> [Отрывок текста]:
• • • •
2. Во-вторых, даже если я соглашусь, что облако влажно и наполнено скопившейся в нем водой, все равно ничто не мешает огню возникать и из влажного, более того — из самой влаги, чему ты, наверное, еще больше удивишься. Некоторые вообще утверждали, что ничто не может превратиться в огонь, прежде чем не превратится в воду[310]. Следовательно, облако может загореться с какой-то одной стороны, и содержащейся в нем воде ничего при этом не сделается: так часто бывает, что полено с одного конца горит, а с другого сочится влагой.

3. Я вовсе не хочу этим сказать, что огонь и вода не противоположны и не уничтожают друг друга; нет, просто огонь побеждает влагу там, где он сильнее; и наоборот, где больше оказывается воды, там бессилен огонь; так, не загораются зеленые ветки деревьев. Так что важно лишь, сколько в облаке воды; небольшое ее количество не помешает огню и не сможет ему противиться.

4. А что? На памяти наших предков, как рассказывает Посидоний[311], поднялся в Эгейском море новый остров[312]. В течение дня море пенилось и из глубины вырывался дым. Только ночью стало видно пламя; оно не горело непрерывно, а вспыхивало через определенные промежутки времени, наподобие молний, всякий раз, как подводный огонь преодолевал тяжесть лежащей над ним морской воды.

5. Потом полетели камни и обломки скал, частью нетронутые — движением воздуха (spiritus) их выбросило до того, как они сгорели, — частью изъеденные огнем и легкие, как пемза. Последней выскочила вершина сожженной горы. Позже она поднялась повыше, и скала разрослась до размеров острова.
• • • •
> [Показанный материал]:
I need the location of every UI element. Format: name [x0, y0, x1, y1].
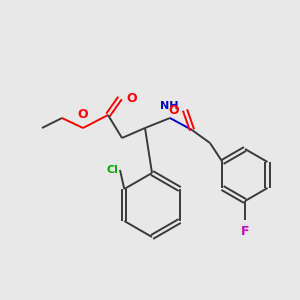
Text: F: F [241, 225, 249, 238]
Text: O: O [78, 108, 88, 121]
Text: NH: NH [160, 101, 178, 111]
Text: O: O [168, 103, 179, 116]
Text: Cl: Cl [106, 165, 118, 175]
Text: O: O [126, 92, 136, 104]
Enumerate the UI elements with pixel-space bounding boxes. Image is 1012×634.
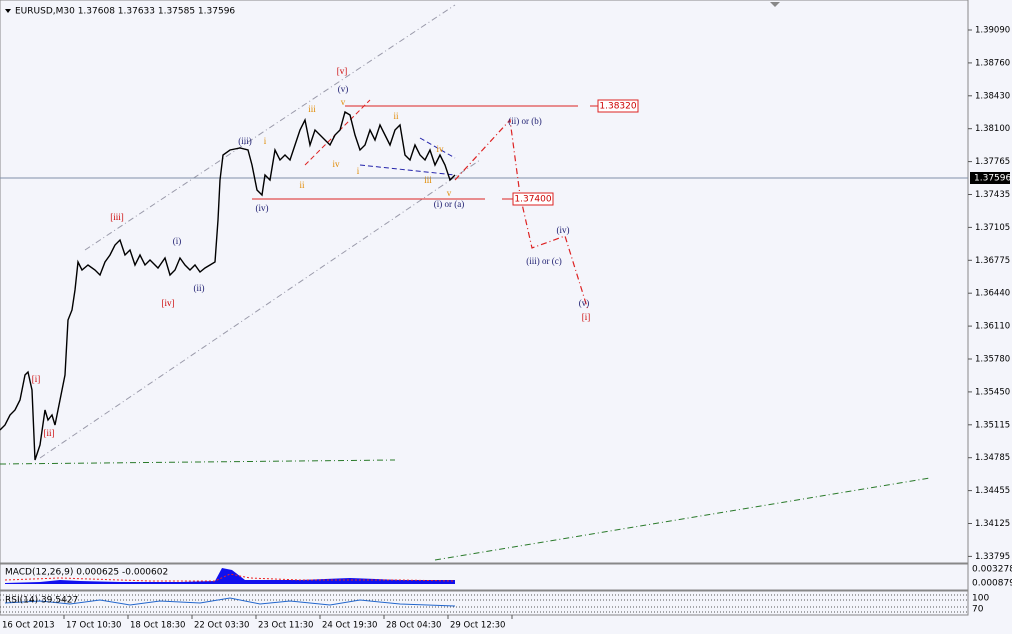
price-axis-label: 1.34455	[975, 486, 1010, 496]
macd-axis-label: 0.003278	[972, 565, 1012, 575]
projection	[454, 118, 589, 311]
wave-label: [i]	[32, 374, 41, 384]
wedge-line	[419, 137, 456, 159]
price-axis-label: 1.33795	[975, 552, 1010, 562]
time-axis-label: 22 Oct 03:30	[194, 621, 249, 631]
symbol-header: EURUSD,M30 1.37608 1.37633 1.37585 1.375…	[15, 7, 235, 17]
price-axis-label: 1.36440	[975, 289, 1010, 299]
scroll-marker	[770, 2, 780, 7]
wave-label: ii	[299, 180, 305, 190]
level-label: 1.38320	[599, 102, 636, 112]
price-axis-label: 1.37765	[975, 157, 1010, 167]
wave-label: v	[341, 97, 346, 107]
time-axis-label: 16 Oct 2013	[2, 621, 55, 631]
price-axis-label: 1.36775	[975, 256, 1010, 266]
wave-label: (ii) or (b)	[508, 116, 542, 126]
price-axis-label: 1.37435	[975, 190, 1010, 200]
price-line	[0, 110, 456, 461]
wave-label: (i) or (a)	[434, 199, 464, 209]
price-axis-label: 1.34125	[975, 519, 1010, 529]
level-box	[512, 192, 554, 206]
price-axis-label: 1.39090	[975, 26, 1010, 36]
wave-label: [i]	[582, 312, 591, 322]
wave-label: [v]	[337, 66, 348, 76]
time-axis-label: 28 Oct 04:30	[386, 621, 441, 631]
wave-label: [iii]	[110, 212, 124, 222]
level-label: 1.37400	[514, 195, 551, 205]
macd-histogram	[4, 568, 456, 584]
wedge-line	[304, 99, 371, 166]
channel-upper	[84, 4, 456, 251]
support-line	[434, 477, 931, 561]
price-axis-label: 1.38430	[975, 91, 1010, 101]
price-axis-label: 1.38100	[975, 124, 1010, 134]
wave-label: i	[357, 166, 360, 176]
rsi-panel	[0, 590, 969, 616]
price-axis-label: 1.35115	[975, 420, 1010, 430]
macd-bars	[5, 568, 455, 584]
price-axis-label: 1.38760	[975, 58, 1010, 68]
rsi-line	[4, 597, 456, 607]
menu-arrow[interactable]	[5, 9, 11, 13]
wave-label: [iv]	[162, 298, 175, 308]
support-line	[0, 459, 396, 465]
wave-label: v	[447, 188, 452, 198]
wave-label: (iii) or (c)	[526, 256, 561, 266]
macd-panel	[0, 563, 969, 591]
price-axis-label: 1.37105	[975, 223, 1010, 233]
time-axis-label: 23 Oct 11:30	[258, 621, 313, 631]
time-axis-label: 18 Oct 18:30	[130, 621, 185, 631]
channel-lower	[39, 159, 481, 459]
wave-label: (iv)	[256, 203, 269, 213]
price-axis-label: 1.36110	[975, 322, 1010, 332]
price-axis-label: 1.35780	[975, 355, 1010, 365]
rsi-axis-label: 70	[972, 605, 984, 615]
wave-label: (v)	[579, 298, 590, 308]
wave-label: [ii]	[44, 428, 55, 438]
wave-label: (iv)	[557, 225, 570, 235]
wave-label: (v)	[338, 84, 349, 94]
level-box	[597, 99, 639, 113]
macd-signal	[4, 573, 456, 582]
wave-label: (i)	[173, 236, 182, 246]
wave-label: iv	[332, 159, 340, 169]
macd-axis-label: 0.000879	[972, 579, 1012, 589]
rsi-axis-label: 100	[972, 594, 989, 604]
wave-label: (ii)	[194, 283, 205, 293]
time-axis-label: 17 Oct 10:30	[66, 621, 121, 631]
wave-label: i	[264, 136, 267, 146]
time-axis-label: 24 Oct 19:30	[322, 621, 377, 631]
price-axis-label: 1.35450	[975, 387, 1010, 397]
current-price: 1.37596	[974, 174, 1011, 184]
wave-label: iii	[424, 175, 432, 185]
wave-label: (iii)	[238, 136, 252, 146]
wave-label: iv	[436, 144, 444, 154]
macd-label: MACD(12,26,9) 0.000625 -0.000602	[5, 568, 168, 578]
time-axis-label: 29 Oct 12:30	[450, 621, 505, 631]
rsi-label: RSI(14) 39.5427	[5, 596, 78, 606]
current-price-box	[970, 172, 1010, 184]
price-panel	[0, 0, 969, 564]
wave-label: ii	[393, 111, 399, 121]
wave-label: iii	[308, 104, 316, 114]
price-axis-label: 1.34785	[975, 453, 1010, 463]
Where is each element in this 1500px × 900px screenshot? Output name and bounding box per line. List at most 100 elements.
• • • •
> [Короткая задача 1]: Почему, согласно отрывку текста, часть камней и обломков скал, вылетевших из моря, осталась нетронутой огнем? Ответьте одним-двумя предложениями.
> [Короткая задача 2]: Перепишите из отрывка текста слово в слово кусок: начните с места, где стоят слова «4. А что? На», и закончите после слов «ним морской воды.».

> [Решение задачи 1]: Их выбросило движением воздуха раньше, чем они успели сгореть.

> [Решение задачи 2]:
4. А что? На памяти наших предков, как рассказывает Посидоний[311], поднялся в Эгейском море новый остров[312]. В течение дня море пенилось и из глубины вырывался дым. Только ночью стало видно пламя; оно не горело непрерывно, а вспыхивало через определенные промежутки времени, наподобие молний, всякий раз, как подводный огонь преодолевал тяжесть лежащей над ним морской воды.